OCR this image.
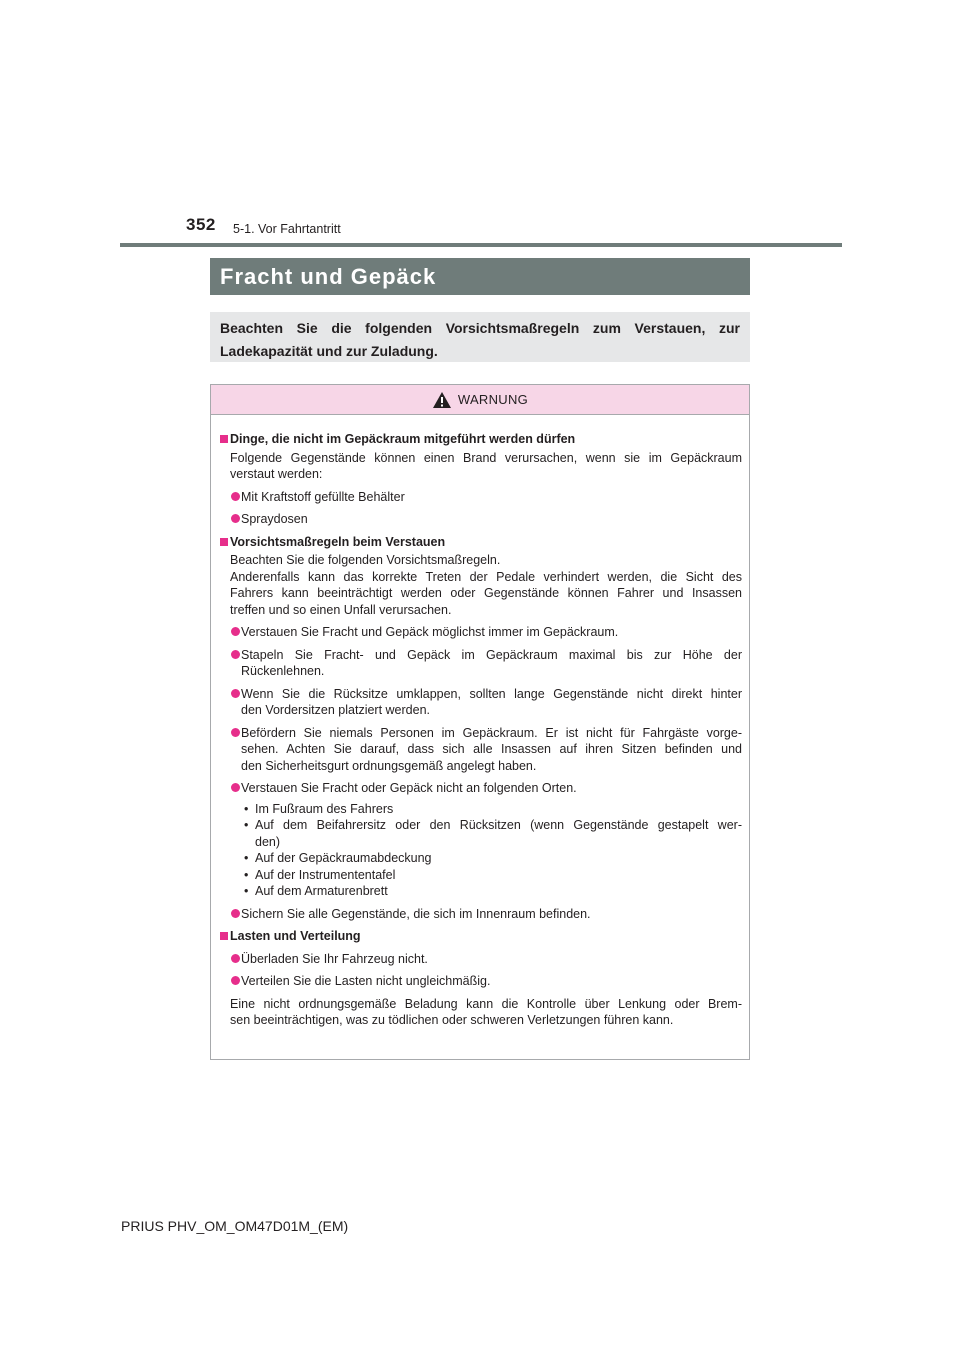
352 5-1. Vor Fahrtantritt
Fracht und Gepäck
Beachten Sie die folgenden Vorsichtsmaßregeln zum Verstauen, zur
Ladekapazität und zur Zuladung.
WARNUNG
Dinge, die nicht im Gepäckraum mitgeführt werden dürfen
Folgende Gegenstände können einen Brand verursachen, wenn sie im Gepäckraum
verstaut werden:
Mit Kraftstoff gefüllte Behälter
Spraydosen
Vorsichtsmaßregeln beim Verstauen
Beachten Sie die folgenden Vorsichtsmaßregeln.
Anderenfalls kann das korrekte Treten der Pedale verhindert werden, die Sicht des
Fahrers kann beeinträchtigt werden oder Gegenstände können Fahrer und Insassen
treffen und so einen Unfall verursachen.
Verstauen Sie Fracht und Gepäck möglichst immer im Gepäckraum.
Stapeln Sie Fracht- und Gepäck im Gepäckraum maximal bis zur Höhe der
Rückenlehnen.
Wenn Sie die Rücksitze umklappen, sollten lange Gegenstände nicht direkt hinter
den Vordersitzen platziert werden.
Befördern Sie niemals Personen im Gepäckraum. Er ist nicht für Fahrgäste vorge-
sehen. Achten Sie darauf, dass sich alle Insassen auf ihren Sitzen befinden und
den Sicherheitsgurt ordnungsgemäß angelegt haben.
Verstauen Sie Fracht oder Gepäck nicht an folgenden Orten.
• Im Fußraum des Fahrers
• Auf dem Beifahrersitz oder den Rücksitzen (wenn Gegenstände gestapelt wer-
den)
• Auf der Gepäckraumabdeckung
• Auf der Instrumententafel
• Auf dem Armaturenbrett
Sichern Sie alle Gegenstände, die sich im Innenraum befinden.
Lasten und Verteilung
Überladen Sie Ihr Fahrzeug nicht.
Verteilen Sie die Lasten nicht ungleichmäßig.
Eine nicht ordnungsgemäße Beladung kann die Kontrolle über Lenkung oder Brem-
sen beeinträchtigen, was zu tödlichen oder schweren Verletzungen führen kann.
PRIUS PHV_OM_OM47D01M_(EM)
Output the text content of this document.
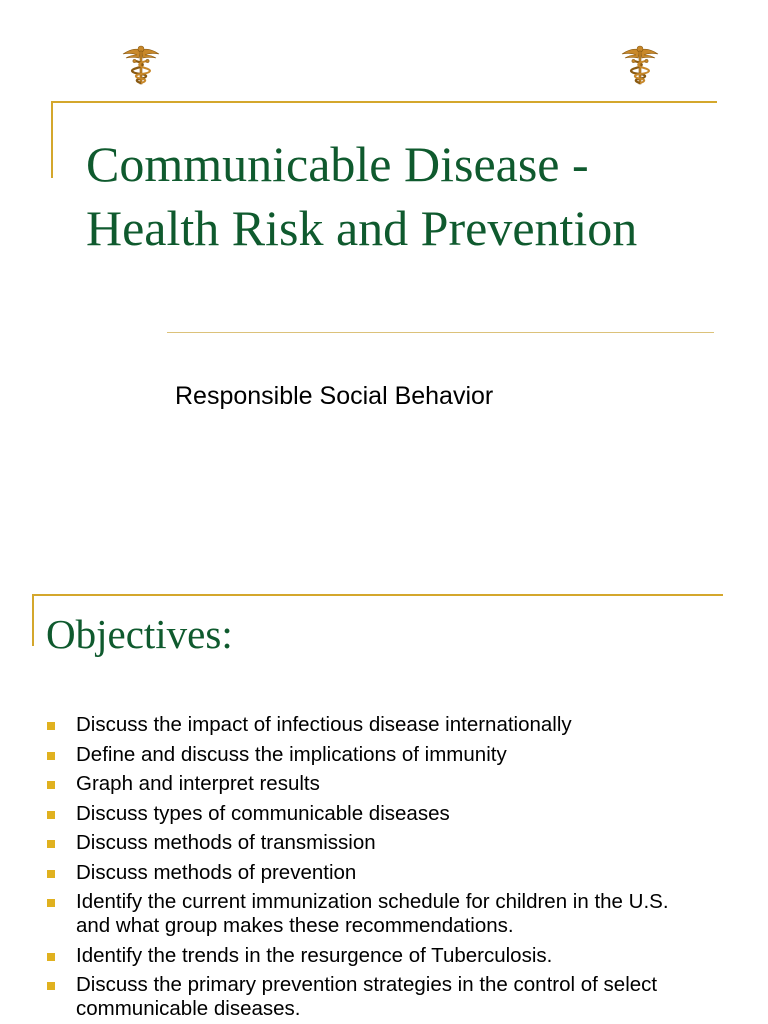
Communicable Disease -
Health Risk and Prevention
Responsible Social Behavior
Objectives:
Discuss the impact of infectious disease internationally
Define and discuss the implications of immunity
Graph and interpret results
Discuss types of communicable diseases
Discuss methods of transmission
Discuss methods of prevention
Identify the current immunization schedule for children in the U.S.
and what group makes these recommendations.
Identify the trends in the resurgence of Tuberculosis.
Discuss the primary prevention strategies in the control of select
communicable diseases.
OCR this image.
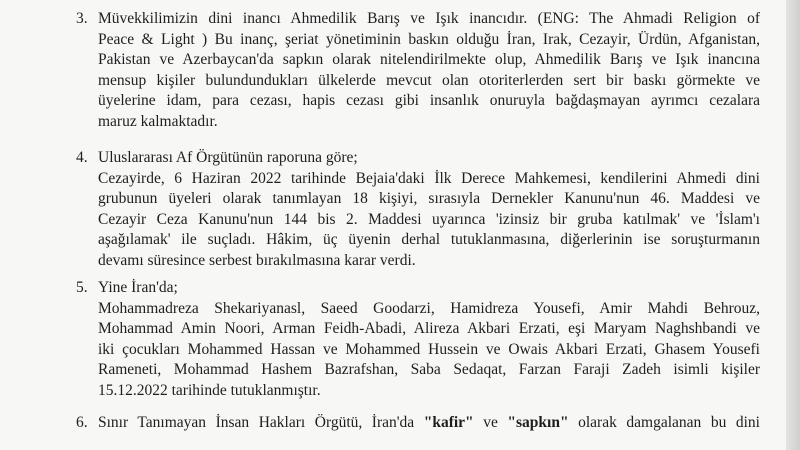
3. Müvekkilimizin dini inancı Ahmedilik Barış ve Işık inancıdır. (ENG: The Ahmadi Religion of
Peace & Light ) Bu inanç, şeriat yönetiminin baskın olduğu İran, Irak, Cezayir, Ürdün, Afganistan,
Pakistan ve Azerbaycan'da sapkın olarak nitelendirilmekte olup, Ahmedilik Barış ve Işık inancına
mensup kişiler bulundundukları ülkelerde mevcut olan otoriterlerden sert bir baskı görmekte ve
üyelerine idam, para cezası, hapis cezası gibi insanlık onuruyla bağdaşmayan ayrımcı cezalara
maruz kalmaktadır.
4. Uluslararası Af Örgütünün raporuna göre;
Cezayirde, 6 Haziran 2022 tarihinde Bejaia'daki İlk Derece Mahkemesi, kendilerini Ahmedi dini
grubunun üyeleri olarak tanımlayan 18 kişiyi, sırasıyla Dernekler Kanunu'nun 46. Maddesi ve
Cezayir Ceza Kanunu'nun 144 bis 2. Maddesi uyarınca 'izinsiz bir gruba katılmak' ve 'İslam'ı
aşağılamak' ile suçladı. Hâkim, üç üyenin derhal tutuklanmasına, diğerlerinin ise soruşturmanın
devamı süresince serbest bırakılmasına karar verdi.
5. Yine İran'da;
Mohammadreza Shekariyanasl, Saeed Goodarzi, Hamidreza Yousefi, Amir Mahdi Behrouz,
Mohammad Amin Noori, Arman Feidh-Abadi, Alireza Akbari Erzati, eşi Maryam Naghshbandi ve
iki çocukları Mohammed Hassan ve Mohammed Hussein ve Owais Akbari Erzati, Ghasem Yousefi
Rameneti, Mohammad Hashem Bazrafshan, Saba Sedaqat, Farzan Faraji Zadeh isimli kişiler
15.12.2022 tarihinde tutuklanmıştır.
6. Sınır Tanımayan İnsan Hakları Örgütü, İran'da "kafir" ve "sapkın" olarak damgalanan bu dini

◆ **GIVEN EXERCISE**
Extract each line from the entries above that contains the string "kişiler".

◆ **OUTPUT BELOW**
mensup kişiler bulundundukları ülkelerde mevcut olan otoriterlerden sert bir baskı görmekte ve
Rameneti, Mohammad Hashem Bazrafshan, Saba Sedaqat, Farzan Faraji Zadeh isimli kişiler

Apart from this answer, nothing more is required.